▸ **PROBLEM TO WORK ON**
Retype all of the entries word for word.

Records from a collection
•••

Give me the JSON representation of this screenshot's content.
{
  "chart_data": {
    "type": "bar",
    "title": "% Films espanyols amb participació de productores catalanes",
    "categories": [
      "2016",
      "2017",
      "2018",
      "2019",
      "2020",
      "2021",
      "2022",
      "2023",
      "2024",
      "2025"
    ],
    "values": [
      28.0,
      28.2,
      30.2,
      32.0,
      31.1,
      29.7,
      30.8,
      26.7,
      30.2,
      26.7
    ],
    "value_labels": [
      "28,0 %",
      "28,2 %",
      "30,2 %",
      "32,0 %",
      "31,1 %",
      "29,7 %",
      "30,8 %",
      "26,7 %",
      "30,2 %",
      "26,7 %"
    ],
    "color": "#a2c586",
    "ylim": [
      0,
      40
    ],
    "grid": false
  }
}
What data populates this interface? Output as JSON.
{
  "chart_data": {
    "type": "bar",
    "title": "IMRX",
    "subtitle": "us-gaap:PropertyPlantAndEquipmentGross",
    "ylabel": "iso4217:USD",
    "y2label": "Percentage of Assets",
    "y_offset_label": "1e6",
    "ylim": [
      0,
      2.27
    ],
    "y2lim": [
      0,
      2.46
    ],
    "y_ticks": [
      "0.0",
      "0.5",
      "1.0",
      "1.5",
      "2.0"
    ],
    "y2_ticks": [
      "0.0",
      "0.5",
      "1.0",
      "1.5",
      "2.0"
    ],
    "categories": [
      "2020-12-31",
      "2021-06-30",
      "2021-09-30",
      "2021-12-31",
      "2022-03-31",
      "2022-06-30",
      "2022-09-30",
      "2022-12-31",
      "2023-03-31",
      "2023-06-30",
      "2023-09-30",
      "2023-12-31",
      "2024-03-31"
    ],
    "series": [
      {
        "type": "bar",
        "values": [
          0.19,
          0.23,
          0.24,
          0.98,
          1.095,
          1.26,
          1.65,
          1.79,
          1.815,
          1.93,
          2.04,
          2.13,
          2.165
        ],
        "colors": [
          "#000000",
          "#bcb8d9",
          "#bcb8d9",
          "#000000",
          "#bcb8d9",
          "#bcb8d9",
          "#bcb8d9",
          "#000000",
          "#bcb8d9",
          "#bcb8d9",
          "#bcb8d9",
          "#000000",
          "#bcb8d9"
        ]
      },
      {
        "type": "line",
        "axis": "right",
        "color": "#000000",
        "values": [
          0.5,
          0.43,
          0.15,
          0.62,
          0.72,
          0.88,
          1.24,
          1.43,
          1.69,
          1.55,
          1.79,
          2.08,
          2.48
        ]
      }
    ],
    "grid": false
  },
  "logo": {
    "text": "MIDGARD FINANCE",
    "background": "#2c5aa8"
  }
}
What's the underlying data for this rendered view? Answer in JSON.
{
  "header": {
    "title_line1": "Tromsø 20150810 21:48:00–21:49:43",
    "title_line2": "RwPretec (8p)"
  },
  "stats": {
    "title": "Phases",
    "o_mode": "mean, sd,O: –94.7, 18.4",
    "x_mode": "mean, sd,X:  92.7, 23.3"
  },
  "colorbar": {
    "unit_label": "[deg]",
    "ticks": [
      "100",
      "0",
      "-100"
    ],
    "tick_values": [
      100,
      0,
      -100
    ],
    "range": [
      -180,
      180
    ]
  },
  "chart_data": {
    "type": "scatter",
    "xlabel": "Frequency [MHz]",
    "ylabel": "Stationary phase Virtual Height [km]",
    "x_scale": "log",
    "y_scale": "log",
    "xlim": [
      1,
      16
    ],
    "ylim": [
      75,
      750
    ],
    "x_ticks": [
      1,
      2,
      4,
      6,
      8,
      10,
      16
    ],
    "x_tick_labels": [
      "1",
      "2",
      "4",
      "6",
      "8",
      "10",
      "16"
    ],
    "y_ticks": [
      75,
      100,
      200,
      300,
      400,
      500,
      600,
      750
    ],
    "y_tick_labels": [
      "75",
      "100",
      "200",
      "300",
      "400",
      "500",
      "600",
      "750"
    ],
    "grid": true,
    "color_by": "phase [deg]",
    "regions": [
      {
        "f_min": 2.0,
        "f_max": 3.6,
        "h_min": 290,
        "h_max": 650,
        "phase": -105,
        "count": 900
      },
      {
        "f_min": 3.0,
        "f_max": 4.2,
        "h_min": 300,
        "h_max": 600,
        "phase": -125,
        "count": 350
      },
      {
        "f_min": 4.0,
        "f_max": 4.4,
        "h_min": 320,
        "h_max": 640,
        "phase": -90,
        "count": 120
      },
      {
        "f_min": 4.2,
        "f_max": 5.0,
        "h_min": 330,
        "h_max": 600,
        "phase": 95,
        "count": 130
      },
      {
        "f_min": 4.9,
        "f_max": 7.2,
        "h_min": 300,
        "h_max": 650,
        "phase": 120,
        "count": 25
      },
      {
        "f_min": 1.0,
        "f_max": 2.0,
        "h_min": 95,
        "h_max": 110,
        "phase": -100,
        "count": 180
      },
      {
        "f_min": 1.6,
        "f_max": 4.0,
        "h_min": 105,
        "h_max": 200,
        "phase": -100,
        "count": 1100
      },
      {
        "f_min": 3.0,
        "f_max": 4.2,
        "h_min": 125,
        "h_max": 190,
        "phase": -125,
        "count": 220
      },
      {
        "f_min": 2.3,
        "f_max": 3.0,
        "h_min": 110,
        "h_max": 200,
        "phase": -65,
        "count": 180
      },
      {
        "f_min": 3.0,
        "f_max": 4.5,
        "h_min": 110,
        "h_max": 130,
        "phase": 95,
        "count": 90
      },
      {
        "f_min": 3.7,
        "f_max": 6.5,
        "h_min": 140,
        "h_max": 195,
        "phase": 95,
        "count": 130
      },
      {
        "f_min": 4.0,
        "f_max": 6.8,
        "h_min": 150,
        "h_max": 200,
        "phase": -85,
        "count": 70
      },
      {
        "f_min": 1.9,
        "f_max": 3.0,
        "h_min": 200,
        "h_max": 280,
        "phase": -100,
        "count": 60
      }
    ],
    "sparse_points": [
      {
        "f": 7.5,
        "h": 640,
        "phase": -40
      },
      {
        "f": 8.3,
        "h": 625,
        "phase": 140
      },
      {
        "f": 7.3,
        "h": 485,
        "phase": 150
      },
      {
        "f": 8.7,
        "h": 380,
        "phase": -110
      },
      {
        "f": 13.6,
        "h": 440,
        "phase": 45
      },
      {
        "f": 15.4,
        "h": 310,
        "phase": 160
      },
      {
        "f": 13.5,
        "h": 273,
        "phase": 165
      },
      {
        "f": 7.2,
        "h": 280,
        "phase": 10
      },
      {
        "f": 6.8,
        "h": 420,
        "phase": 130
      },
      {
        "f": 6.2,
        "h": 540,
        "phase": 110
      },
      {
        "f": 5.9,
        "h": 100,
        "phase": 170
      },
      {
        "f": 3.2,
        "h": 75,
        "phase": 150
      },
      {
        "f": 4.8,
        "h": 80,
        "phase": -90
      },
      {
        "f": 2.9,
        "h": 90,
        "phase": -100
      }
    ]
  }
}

•••

▸ **EXERCISE ANSWER**
Give me the JSON representation of this screenshot's content.
{
  "chart_data": {
    "type": "bar",
    "title": "% Films espanyols amb participació de productores catalanes",
    "categories": [
      "2016",
      "2017",
      "2018",
      "2019",
      "2020",
      "2021",
      "2022",
      "2023",
      "2024",
      "2025"
    ],
    "values": [
      28.0,
      28.2,
      30.2,
      32.0,
      31.1,
      29.7,
      30.8,
      26.7,
      30.2,
      26.7
    ],
    "value_labels": [
      "28,0 %",
      "28,2 %",
      "30,2 %",
      "32,0 %",
      "31,1 %",
      "29,7 %",
      "30,8 %",
      "26,7 %",
      "30,2 %",
      "26,7 %"
    ],
    "color": "#a2c586",
    "ylim": [
      0,
      40
    ],
    "grid": false
  }
}
What data populates this interface? Output as JSON.
{
  "chart_data": {
    "type": "bar",
    "title": "IMRX",
    "subtitle": "us-gaap:PropertyPlantAndEquipmentGross",
    "ylabel": "iso4217:USD",
    "y2label": "Percentage of Assets",
    "y_offset_label": "1e6",
    "ylim": [
      0,
      2.27
    ],
    "y2lim": [
      0,
      2.46
    ],
    "y_ticks": [
      "0.0",
      "0.5",
      "1.0",
      "1.5",
      "2.0"
    ],
    "y2_ticks": [
      "0.0",
      "0.5",
      "1.0",
      "1.5",
      "2.0"
    ],
    "categories": [
      "2020-12-31",
      "2021-06-30",
      "2021-09-30",
      "2021-12-31",
      "2022-03-31",
      "2022-06-30",
      "2022-09-30",
      "2022-12-31",
      "2023-03-31",
      "2023-06-30",
      "2023-09-30",
      "2023-12-31",
      "2024-03-31"
    ],
    "series": [
      {
        "type": "bar",
        "values": [
          0.19,
          0.23,
          0.24,
          0.98,
          1.095,
          1.26,
          1.65,
          1.79,
          1.815,
          1.93,
          2.04,
          2.13,
          2.165
        ],
        "colors": [
          "#000000",
          "#bcb8d9",
          "#bcb8d9",
          "#000000",
          "#bcb8d9",
          "#bcb8d9",
          "#bcb8d9",
          "#000000",
          "#bcb8d9",
          "#bcb8d9",
          "#bcb8d9",
          "#000000",
          "#bcb8d9"
        ]
      },
      {
        "type": "line",
        "axis": "right",
        "color": "#000000",
        "values": [
          0.5,
          0.43,
          0.15,
          0.62,
          0.72,
          0.88,
          1.24,
          1.43,
          1.69,
          1.55,
          1.79,
          2.08,
          2.48
        ]
      }
    ],
    "grid": false
  },
  "logo": {
    "text": "MIDGARD FINANCE",
    "background": "#2c5aa8"
  }
}
What's the underlying data for this rendered view? Answer in JSON.
{
  "header": {
    "title_line1": "Tromsø 20150810 21:48:00–21:49:43",
    "title_line2": "RwPretec (8p)"
  },
  "stats": {
    "title": "Phases",
    "o_mode": "mean, sd,O: –94.7, 18.4",
    "x_mode": "mean, sd,X:  92.7, 23.3"
  },
  "colorbar": {
    "unit_label": "[deg]",
    "ticks": [
      "100",
      "0",
      "-100"
    ],
    "tick_values": [
      100,
      0,
      -100
    ],
    "range": [
      -180,
      180
    ]
  },
  "chart_data": {
    "type": "scatter",
    "xlabel": "Frequency [MHz]",
    "ylabel": "Stationary phase Virtual Height [km]",
    "x_scale": "log",
    "y_scale": "log",
    "xlim": [
      1,
      16
    ],
    "ylim": [
      75,
      750
    ],
    "x_ticks": [
      1,
      2,
      4,
      6,
      8,
      10,
      16
    ],
    "x_tick_labels": [
      "1",
      "2",
      "4",
      "6",
      "8",
      "10",
      "16"
    ],
    "y_ticks": [
      75,
      100,
      200,
      300,
      400,
      500,
      600,
      750
    ],
    "y_tick_labels": [
      "75",
      "100",
      "200",
      "300",
      "400",
      "500",
      "600",
      "750"
    ],
    "grid": true,
    "color_by": "phase [deg]",
    "regions": [
      {
        "f_min": 2.0,
        "f_max": 3.6,
        "h_min": 290,
        "h_max": 650,
        "phase": -105,
        "count": 900
      },
      {
        "f_min": 3.0,
        "f_max": 4.2,
        "h_min": 300,
        "h_max": 600,
        "phase": -125,
        "count": 350
      },
      {
        "f_min": 4.0,
        "f_max": 4.4,
        "h_min": 320,
        "h_max": 640,
        "phase": -90,
        "count": 120
      },
      {
        "f_min": 4.2,
        "f_max": 5.0,
        "h_min": 330,
        "h_max": 600,
        "phase": 95,
        "count": 130
      },
      {
        "f_min": 4.9,
        "f_max": 7.2,
        "h_min": 300,
        "h_max": 650,
        "phase": 120,
        "count": 25
      },
      {
        "f_min": 1.0,
        "f_max": 2.0,
        "h_min": 95,
        "h_max": 110,
        "phase": -100,
        "count": 180
      },
      {
        "f_min": 1.6,
        "f_max": 4.0,
        "h_min": 105,
        "h_max": 200,
        "phase": -100,
        "count": 1100
      },
      {
        "f_min": 3.0,
        "f_max": 4.2,
        "h_min": 125,
        "h_max": 190,
        "phase": -125,
        "count": 220
      },
      {
        "f_min": 2.3,
        "f_max": 3.0,
        "h_min": 110,
        "h_max": 200,
        "phase": -65,
        "count": 180
      },
      {
        "f_min": 3.0,
        "f_max": 4.5,
        "h_min": 110,
        "h_max": 130,
        "phase": 95,
        "count": 90
      },
      {
        "f_min": 3.7,
        "f_max": 6.5,
        "h_min": 140,
        "h_max": 195,
        "phase": 95,
        "count": 130
      },
      {
        "f_min": 4.0,
        "f_max": 6.8,
        "h_min": 150,
        "h_max": 200,
        "phase": -85,
        "count": 70
      },
      {
        "f_min": 1.9,
        "f_max": 3.0,
        "h_min": 200,
        "h_max": 280,
        "phase": -100,
        "count": 60
      }
    ],
    "sparse_points": [
      {
        "f": 7.5,
        "h": 640,
        "phase": -40
      },
      {
        "f": 8.3,
        "h": 625,
        "phase": 140
      },
      {
        "f": 7.3,
        "h": 485,
        "phase": 150
      },
      {
        "f": 8.7,
        "h": 380,
        "phase": -110
      },
      {
        "f": 13.6,
        "h": 440,
        "phase": 45
      },
      {
        "f": 15.4,
        "h": 310,
        "phase": 160
      },
      {
        "f": 13.5,
        "h": 273,
        "phase": 165
      },
      {
        "f": 7.2,
        "h": 280,
        "phase": 10
      },
      {
        "f": 6.8,
        "h": 420,
        "phase": 130
      },
      {
        "f": 6.2,
        "h": 540,
        "phase": 110
      },
      {
        "f": 5.9,
        "h": 100,
        "phase": 170
      },
      {
        "f": 3.2,
        "h": 75,
        "phase": 150
      },
      {
        "f": 4.8,
        "h": 80,
        "phase": -90
      },
      {
        "f": 2.9,
        "h": 90,
        "phase": -100
      }
    ]
  }
}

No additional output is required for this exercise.